**Aim of the task:** Write out, precisely and in full, each line of the material.

**Working data:**
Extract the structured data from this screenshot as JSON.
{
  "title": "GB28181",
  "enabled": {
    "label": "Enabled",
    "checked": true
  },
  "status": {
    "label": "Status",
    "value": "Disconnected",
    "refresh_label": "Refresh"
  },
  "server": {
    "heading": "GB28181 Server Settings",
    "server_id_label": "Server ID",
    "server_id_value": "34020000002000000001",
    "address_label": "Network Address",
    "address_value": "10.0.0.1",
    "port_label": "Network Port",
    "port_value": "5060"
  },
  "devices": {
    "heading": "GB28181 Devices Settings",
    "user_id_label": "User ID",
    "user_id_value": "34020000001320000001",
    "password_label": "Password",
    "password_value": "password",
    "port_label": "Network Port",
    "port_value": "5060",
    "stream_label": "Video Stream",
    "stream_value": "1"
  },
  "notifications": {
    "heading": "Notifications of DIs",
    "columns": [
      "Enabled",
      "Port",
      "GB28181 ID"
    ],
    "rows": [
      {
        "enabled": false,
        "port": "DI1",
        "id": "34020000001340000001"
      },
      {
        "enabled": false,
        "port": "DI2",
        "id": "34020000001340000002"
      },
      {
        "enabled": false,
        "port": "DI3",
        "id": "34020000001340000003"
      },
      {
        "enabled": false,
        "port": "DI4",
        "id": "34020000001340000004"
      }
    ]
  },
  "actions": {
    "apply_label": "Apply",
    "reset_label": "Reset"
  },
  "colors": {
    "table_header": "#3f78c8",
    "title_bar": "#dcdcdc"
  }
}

**Written response:**
Extract the structured data from this screenshot as JSON.
{
  "title": "GB28181",
  "enabled": {
    "label": "Enabled",
    "checked": true
  },
  "status": {
    "label": "Status",
    "value": "Disconnected",
    "refresh_label": "Refresh"
  },
  "server": {
    "heading": "GB28181 Server Settings",
    "server_id_label": "Server ID",
    "server_id_value": "34020000002000000001",
    "address_label": "Network Address",
    "address_value": "10.0.0.1",
    "port_label": "Network Port",
    "port_value": "5060"
  },
  "devices": {
    "heading": "GB28181 Devices Settings",
    "user_id_label": "User ID",
    "user_id_value": "34020000001320000001",
    "password_label": "Password",
    "password_value": "password",
    "port_label": "Network Port",
    "port_value": "5060",
    "stream_label": "Video Stream",
    "stream_value": "1"
  },
  "notifications": {
    "heading": "Notifications of DIs",
    "columns": [
      "Enabled",
      "Port",
      "GB28181 ID"
    ],
    "rows": [
      {
        "enabled": false,
        "port": "DI1",
        "id": "34020000001340000001"
      },
      {
        "enabled": false,
        "port": "DI2",
        "id": "34020000001340000002"
      },
      {
        "enabled": false,
        "port": "DI3",
        "id": "34020000001340000003"
      },
      {
        "enabled": false,
        "port": "DI4",
        "id": "34020000001340000004"
      }
    ]
  },
  "actions": {
    "apply_label": "Apply",
    "reset_label": "Reset"
  },
  "colors": {
    "table_header": "#3f78c8",
    "title_bar": "#dcdcdc"
  }
}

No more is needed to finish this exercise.